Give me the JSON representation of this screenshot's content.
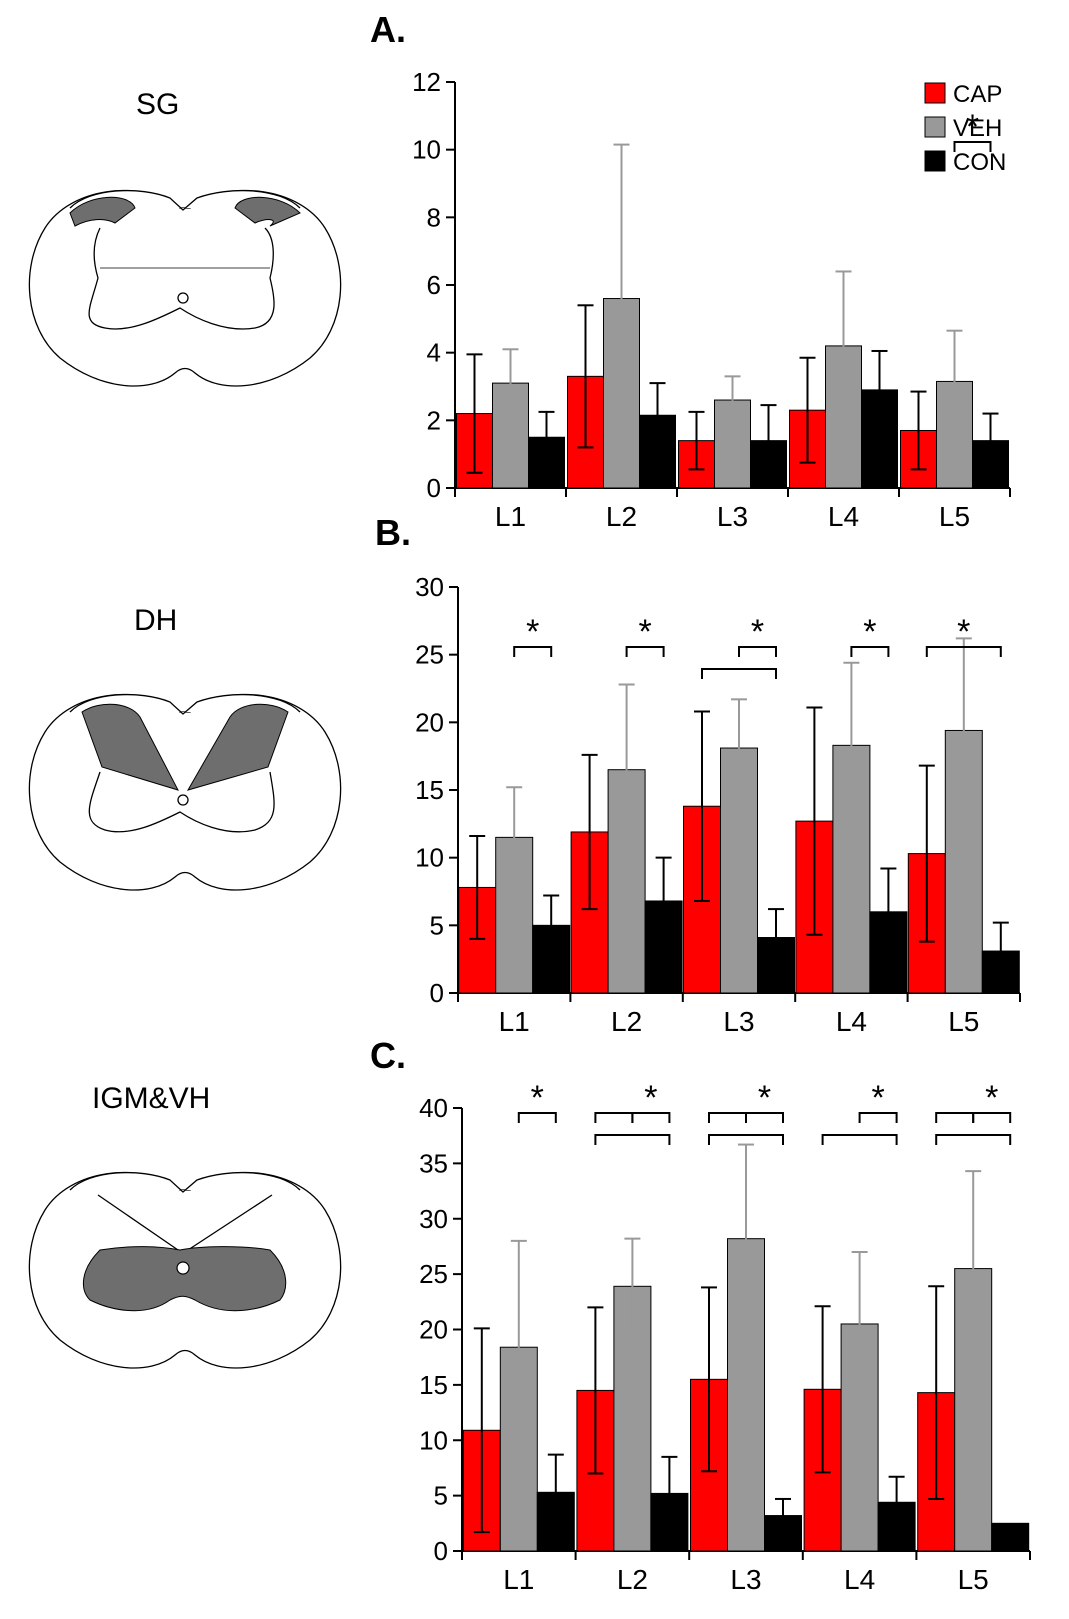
{
  "regions": [
    "SG",
    "DH",
    "IGM&VH"
  ],
  "colors": {
    "CAP": "#ff0000",
    "VEH": "#999999",
    "CON": "#000000",
    "region_fill": "#6e6e6e"
  },
  "chart_data": [
    {
      "type": "bar",
      "panel": "A.",
      "title": "",
      "xlabel": "",
      "ylabel": "",
      "categories": [
        "L1",
        "L2",
        "L3",
        "L4",
        "L5"
      ],
      "ylim": [
        0,
        12
      ],
      "yticks": [
        0,
        2,
        4,
        6,
        8,
        10,
        12
      ],
      "series": [
        {
          "name": "CAP",
          "values": [
            2.2,
            3.3,
            1.4,
            2.3,
            1.7
          ],
          "errors": [
            1.75,
            2.1,
            0.85,
            1.55,
            1.15
          ]
        },
        {
          "name": "VEH",
          "values": [
            3.1,
            5.6,
            2.6,
            4.2,
            3.15
          ],
          "errors": [
            1.0,
            4.55,
            0.7,
            2.2,
            1.5
          ]
        },
        {
          "name": "CON",
          "values": [
            1.5,
            2.15,
            1.4,
            2.9,
            1.4
          ],
          "errors": [
            0.75,
            0.95,
            1.05,
            1.15,
            0.8
          ]
        }
      ],
      "legend": {
        "position": "top-right",
        "entries": [
          "CAP",
          "VEH",
          "CON"
        ]
      },
      "significance": [
        {
          "category": "L5",
          "label": "*",
          "brackets": [
            {
              "from": "VEH",
              "to": "CON",
              "level": 0
            }
          ]
        }
      ]
    },
    {
      "type": "bar",
      "panel": "B.",
      "title": "",
      "xlabel": "",
      "ylabel": "",
      "categories": [
        "L1",
        "L2",
        "L3",
        "L4",
        "L5"
      ],
      "ylim": [
        0,
        30
      ],
      "yticks": [
        0,
        5,
        10,
        15,
        20,
        25,
        30
      ],
      "series": [
        {
          "name": "CAP",
          "values": [
            7.8,
            11.9,
            13.8,
            12.7,
            10.3
          ],
          "errors": [
            3.8,
            5.7,
            7.0,
            8.4,
            6.5
          ]
        },
        {
          "name": "VEH",
          "values": [
            11.5,
            16.5,
            18.1,
            18.3,
            19.4
          ],
          "errors": [
            3.7,
            6.3,
            3.6,
            6.1,
            6.8
          ]
        },
        {
          "name": "CON",
          "values": [
            5.0,
            6.8,
            4.1,
            6.0,
            3.1
          ],
          "errors": [
            2.2,
            3.2,
            2.1,
            3.2,
            2.1
          ]
        }
      ],
      "significance": [
        {
          "category": "L1",
          "label": "*",
          "brackets": [
            {
              "from": "VEH",
              "to": "CON",
              "level": 0
            }
          ]
        },
        {
          "category": "L2",
          "label": "*",
          "brackets": [
            {
              "from": "VEH",
              "to": "CON",
              "level": 0
            }
          ]
        },
        {
          "category": "L3",
          "label": "*",
          "brackets": [
            {
              "from": "VEH",
              "to": "CON",
              "level": 0
            },
            {
              "from": "CAP",
              "to": "CON",
              "level": 1
            }
          ]
        },
        {
          "category": "L4",
          "label": "*",
          "brackets": [
            {
              "from": "VEH",
              "to": "CON",
              "level": 0
            }
          ]
        },
        {
          "category": "L5",
          "label": "*",
          "brackets": [
            {
              "from": "CAP",
              "to": "CON",
              "level": 0
            }
          ]
        }
      ]
    },
    {
      "type": "bar",
      "panel": "C.",
      "title": "",
      "xlabel": "",
      "ylabel": "",
      "categories": [
        "L1",
        "L2",
        "L3",
        "L4",
        "L5"
      ],
      "ylim": [
        0,
        40
      ],
      "yticks": [
        0,
        5,
        10,
        15,
        20,
        25,
        30,
        35,
        40
      ],
      "series": [
        {
          "name": "CAP",
          "values": [
            10.9,
            14.5,
            15.5,
            14.6,
            14.3
          ],
          "errors": [
            9.2,
            7.5,
            8.3,
            7.5,
            9.6
          ]
        },
        {
          "name": "VEH",
          "values": [
            18.4,
            23.9,
            28.2,
            20.5,
            25.5
          ],
          "errors": [
            9.6,
            4.3,
            8.5,
            6.5,
            8.8
          ]
        },
        {
          "name": "CON",
          "values": [
            5.3,
            5.2,
            3.2,
            4.4,
            2.5
          ],
          "errors": [
            3.4,
            3.3,
            1.5,
            2.3,
            0.0
          ]
        }
      ],
      "significance": [
        {
          "category": "L1",
          "label": "*",
          "brackets": [
            {
              "from": "VEH",
              "to": "CON",
              "level": 0
            }
          ]
        },
        {
          "category": "L2",
          "label": "*",
          "brackets": [
            {
              "from": "VEH",
              "to": "CON",
              "level": 0
            },
            {
              "from": "CAP",
              "to": "VEH",
              "level": 0
            },
            {
              "from": "CAP",
              "to": "CON",
              "level": 1
            }
          ]
        },
        {
          "category": "L3",
          "label": "*",
          "brackets": [
            {
              "from": "VEH",
              "to": "CON",
              "level": 0
            },
            {
              "from": "CAP",
              "to": "VEH",
              "level": 0
            },
            {
              "from": "CAP",
              "to": "CON",
              "level": 1
            }
          ]
        },
        {
          "category": "L4",
          "label": "*",
          "brackets": [
            {
              "from": "VEH",
              "to": "CON",
              "level": 0
            },
            {
              "from": "CAP",
              "to": "CON",
              "level": 1
            }
          ]
        },
        {
          "category": "L5",
          "label": "*",
          "brackets": [
            {
              "from": "VEH",
              "to": "CON",
              "level": 0
            },
            {
              "from": "CAP",
              "to": "VEH",
              "level": 0
            },
            {
              "from": "CAP",
              "to": "CON",
              "level": 1
            }
          ]
        }
      ]
    }
  ]
}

·····

* **The request**: Repeat the material verbatim. Do not carry over any picture.

* **Solution to this task**:
Give me the JSON representation of this screenshot's content.
{
  "regions": [
    "SG",
    "DH",
    "IGM&VH"
  ],
  "colors": {
    "CAP": "#ff0000",
    "VEH": "#999999",
    "CON": "#000000",
    "region_fill": "#6e6e6e"
  },
  "chart_data": [
    {
      "type": "bar",
      "panel": "A.",
      "title": "",
      "xlabel": "",
      "ylabel": "",
      "categories": [
        "L1",
        "L2",
        "L3",
        "L4",
        "L5"
      ],
      "ylim": [
        0,
        12
      ],
      "yticks": [
        0,
        2,
        4,
        6,
        8,
        10,
        12
      ],
      "series": [
        {
          "name": "CAP",
          "values": [
            2.2,
            3.3,
            1.4,
            2.3,
            1.7
          ],
          "errors": [
            1.75,
            2.1,
            0.85,
            1.55,
            1.15
          ]
        },
        {
          "name": "VEH",
          "values": [
            3.1,
            5.6,
            2.6,
            4.2,
            3.15
          ],
          "errors": [
            1.0,
            4.55,
            0.7,
            2.2,
            1.5
          ]
        },
        {
          "name": "CON",
          "values": [
            1.5,
            2.15,
            1.4,
            2.9,
            1.4
          ],
          "errors": [
            0.75,
            0.95,
            1.05,
            1.15,
            0.8
          ]
        }
      ],
      "legend": {
        "position": "top-right",
        "entries": [
          "CAP",
          "VEH",
          "CON"
        ]
      },
      "significance": [
        {
          "category": "L5",
          "label": "*",
          "brackets": [
            {
              "from": "VEH",
              "to": "CON",
              "level": 0
            }
          ]
        }
      ]
    },
    {
      "type": "bar",
      "panel": "B.",
      "title": "",
      "xlabel": "",
      "ylabel": "",
      "categories": [
        "L1",
        "L2",
        "L3",
        "L4",
        "L5"
      ],
      "ylim": [
        0,
        30
      ],
      "yticks": [
        0,
        5,
        10,
        15,
        20,
        25,
        30
      ],
      "series": [
        {
          "name": "CAP",
          "values": [
            7.8,
            11.9,
            13.8,
            12.7,
            10.3
          ],
          "errors": [
            3.8,
            5.7,
            7.0,
            8.4,
            6.5
          ]
        },
        {
          "name": "VEH",
          "values": [
            11.5,
            16.5,
            18.1,
            18.3,
            19.4
          ],
          "errors": [
            3.7,
            6.3,
            3.6,
            6.1,
            6.8
          ]
        },
        {
          "name": "CON",
          "values": [
            5.0,
            6.8,
            4.1,
            6.0,
            3.1
          ],
          "errors": [
            2.2,
            3.2,
            2.1,
            3.2,
            2.1
          ]
        }
      ],
      "significance": [
        {
          "category": "L1",
          "label": "*",
          "brackets": [
            {
              "from": "VEH",
              "to": "CON",
              "level": 0
            }
          ]
        },
        {
          "category": "L2",
          "label": "*",
          "brackets": [
            {
              "from": "VEH",
              "to": "CON",
              "level": 0
            }
          ]
        },
        {
          "category": "L3",
          "label": "*",
          "brackets": [
            {
              "from": "VEH",
              "to": "CON",
              "level": 0
            },
            {
              "from": "CAP",
              "to": "CON",
              "level": 1
            }
          ]
        },
        {
          "category": "L4",
          "label": "*",
          "brackets": [
            {
              "from": "VEH",
              "to": "CON",
              "level": 0
            }
          ]
        },
        {
          "category": "L5",
          "label": "*",
          "brackets": [
            {
              "from": "CAP",
              "to": "CON",
              "level": 0
            }
          ]
        }
      ]
    },
    {
      "type": "bar",
      "panel": "C.",
      "title": "",
      "xlabel": "",
      "ylabel": "",
      "categories": [
        "L1",
        "L2",
        "L3",
        "L4",
        "L5"
      ],
      "ylim": [
        0,
        40
      ],
      "yticks": [
        0,
        5,
        10,
        15,
        20,
        25,
        30,
        35,
        40
      ],
      "series": [
        {
          "name": "CAP",
          "values": [
            10.9,
            14.5,
            15.5,
            14.6,
            14.3
          ],
          "errors": [
            9.2,
            7.5,
            8.3,
            7.5,
            9.6
          ]
        },
        {
          "name": "VEH",
          "values": [
            18.4,
            23.9,
            28.2,
            20.5,
            25.5
          ],
          "errors": [
            9.6,
            4.3,
            8.5,
            6.5,
            8.8
          ]
        },
        {
          "name": "CON",
          "values": [
            5.3,
            5.2,
            3.2,
            4.4,
            2.5
          ],
          "errors": [
            3.4,
            3.3,
            1.5,
            2.3,
            0.0
          ]
        }
      ],
      "significance": [
        {
          "category": "L1",
          "label": "*",
          "brackets": [
            {
              "from": "VEH",
              "to": "CON",
              "level": 0
            }
          ]
        },
        {
          "category": "L2",
          "label": "*",
          "brackets": [
            {
              "from": "VEH",
              "to": "CON",
              "level": 0
            },
            {
              "from": "CAP",
              "to": "VEH",
              "level": 0
            },
            {
              "from": "CAP",
              "to": "CON",
              "level": 1
            }
          ]
        },
        {
          "category": "L3",
          "label": "*",
          "brackets": [
            {
              "from": "VEH",
              "to": "CON",
              "level": 0
            },
            {
              "from": "CAP",
              "to": "VEH",
              "level": 0
            },
            {
              "from": "CAP",
              "to": "CON",
              "level": 1
            }
          ]
        },
        {
          "category": "L4",
          "label": "*",
          "brackets": [
            {
              "from": "VEH",
              "to": "CON",
              "level": 0
            },
            {
              "from": "CAP",
              "to": "CON",
              "level": 1
            }
          ]
        },
        {
          "category": "L5",
          "label": "*",
          "brackets": [
            {
              "from": "VEH",
              "to": "CON",
              "level": 0
            },
            {
              "from": "CAP",
              "to": "VEH",
              "level": 0
            },
            {
              "from": "CAP",
              "to": "CON",
              "level": 1
            }
          ]
        }
      ]
    }
  ]
}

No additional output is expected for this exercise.